▶ [Work to complete]
Copy out every record precisely.

========================

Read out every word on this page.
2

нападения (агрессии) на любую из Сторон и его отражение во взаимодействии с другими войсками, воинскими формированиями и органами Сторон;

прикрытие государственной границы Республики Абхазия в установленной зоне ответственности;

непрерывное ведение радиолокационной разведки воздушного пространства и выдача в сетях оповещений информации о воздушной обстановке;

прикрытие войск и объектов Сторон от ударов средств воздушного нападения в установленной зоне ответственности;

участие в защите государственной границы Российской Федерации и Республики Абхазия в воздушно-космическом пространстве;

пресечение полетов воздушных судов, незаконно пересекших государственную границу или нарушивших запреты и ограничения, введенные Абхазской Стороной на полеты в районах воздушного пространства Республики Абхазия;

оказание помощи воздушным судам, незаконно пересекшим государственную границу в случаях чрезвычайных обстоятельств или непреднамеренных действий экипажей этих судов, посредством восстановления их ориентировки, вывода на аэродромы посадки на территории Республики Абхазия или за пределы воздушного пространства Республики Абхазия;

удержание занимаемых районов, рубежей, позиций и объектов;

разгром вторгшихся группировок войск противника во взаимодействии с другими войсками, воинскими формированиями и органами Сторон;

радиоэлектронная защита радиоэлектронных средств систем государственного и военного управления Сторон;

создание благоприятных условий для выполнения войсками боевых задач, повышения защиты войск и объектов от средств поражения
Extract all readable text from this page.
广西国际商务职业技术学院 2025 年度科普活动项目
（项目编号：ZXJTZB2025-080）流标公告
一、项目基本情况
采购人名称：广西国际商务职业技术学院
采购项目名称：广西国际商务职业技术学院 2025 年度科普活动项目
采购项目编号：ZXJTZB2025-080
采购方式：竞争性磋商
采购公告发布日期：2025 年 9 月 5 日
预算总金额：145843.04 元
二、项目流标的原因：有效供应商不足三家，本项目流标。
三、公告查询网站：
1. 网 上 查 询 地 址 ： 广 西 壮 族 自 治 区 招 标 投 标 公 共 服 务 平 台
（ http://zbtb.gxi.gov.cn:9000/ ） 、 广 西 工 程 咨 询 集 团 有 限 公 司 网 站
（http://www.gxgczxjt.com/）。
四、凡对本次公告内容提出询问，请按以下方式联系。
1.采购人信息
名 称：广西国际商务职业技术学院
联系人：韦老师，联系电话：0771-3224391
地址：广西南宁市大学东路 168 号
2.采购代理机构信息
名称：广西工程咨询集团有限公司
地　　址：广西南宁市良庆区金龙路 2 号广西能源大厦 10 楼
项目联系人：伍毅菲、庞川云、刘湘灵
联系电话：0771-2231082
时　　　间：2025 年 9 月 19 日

========================

▶ [The output]
Read out every word on this page.
2

нападения (агрессии) на любую из Сторон и его отражение во взаимодействии с другими войсками, воинскими формированиями и органами Сторон;

прикрытие государственной границы Республики Абхазия в установленной зоне ответственности;

непрерывное ведение радиолокационной разведки воздушного пространства и выдача в сетях оповещений информации о воздушной обстановке;

прикрытие войск и объектов Сторон от ударов средств воздушного нападения в установленной зоне ответственности;

участие в защите государственной границы Российской Федерации и Республики Абхазия в воздушно-космическом пространстве;

пресечение полетов воздушных судов, незаконно пересекших государственную границу или нарушивших запреты и ограничения, введенные Абхазской Стороной на полеты в районах воздушного пространства Республики Абхазия;

оказание помощи воздушным судам, незаконно пересекшим государственную границу в случаях чрезвычайных обстоятельств или непреднамеренных действий экипажей этих судов, посредством восстановления их ориентировки, вывода на аэродромы посадки на территории Республики Абхазия или за пределы воздушного пространства Республики Абхазия;

удержание занимаемых районов, рубежей, позиций и объектов;

разгром вторгшихся группировок войск противника во взаимодействии с другими войсками, воинскими формированиями и органами Сторон;

радиоэлектронная защита радиоэлектронных средств систем государственного и военного управления Сторон;

создание благоприятных условий для выполнения войсками боевых задач, повышения защиты войск и объектов от средств поражения
Extract all readable text from this page.
广西国际商务职业技术学院 2025 年度科普活动项目
（项目编号：ZXJTZB2025-080）流标公告
一、项目基本情况
采购人名称：广西国际商务职业技术学院
采购项目名称：广西国际商务职业技术学院 2025 年度科普活动项目
采购项目编号：ZXJTZB2025-080
采购方式：竞争性磋商
采购公告发布日期：2025 年 9 月 5 日
预算总金额：145843.04 元
二、项目流标的原因：有效供应商不足三家，本项目流标。
三、公告查询网站：
1. 网 上 查 询 地 址 ： 广 西 壮 族 自 治 区 招 标 投 标 公 共 服 务 平 台
（ http://zbtb.gxi.gov.cn:9000/ ） 、 广 西 工 程 咨 询 集 团 有 限 公 司 网 站
（http://www.gxgczxjt.com/）。
四、凡对本次公告内容提出询问，请按以下方式联系。
1.采购人信息
名 称：广西国际商务职业技术学院
联系人：韦老师，联系电话：0771-3224391
地址：广西南宁市大学东路 168 号
2.采购代理机构信息
名称：广西工程咨询集团有限公司
地　　址：广西南宁市良庆区金龙路 2 号广西能源大厦 10 楼
项目联系人：伍毅菲、庞川云、刘湘灵
联系电话：0771-2231082
时　　　间：2025 年 9 月 19 日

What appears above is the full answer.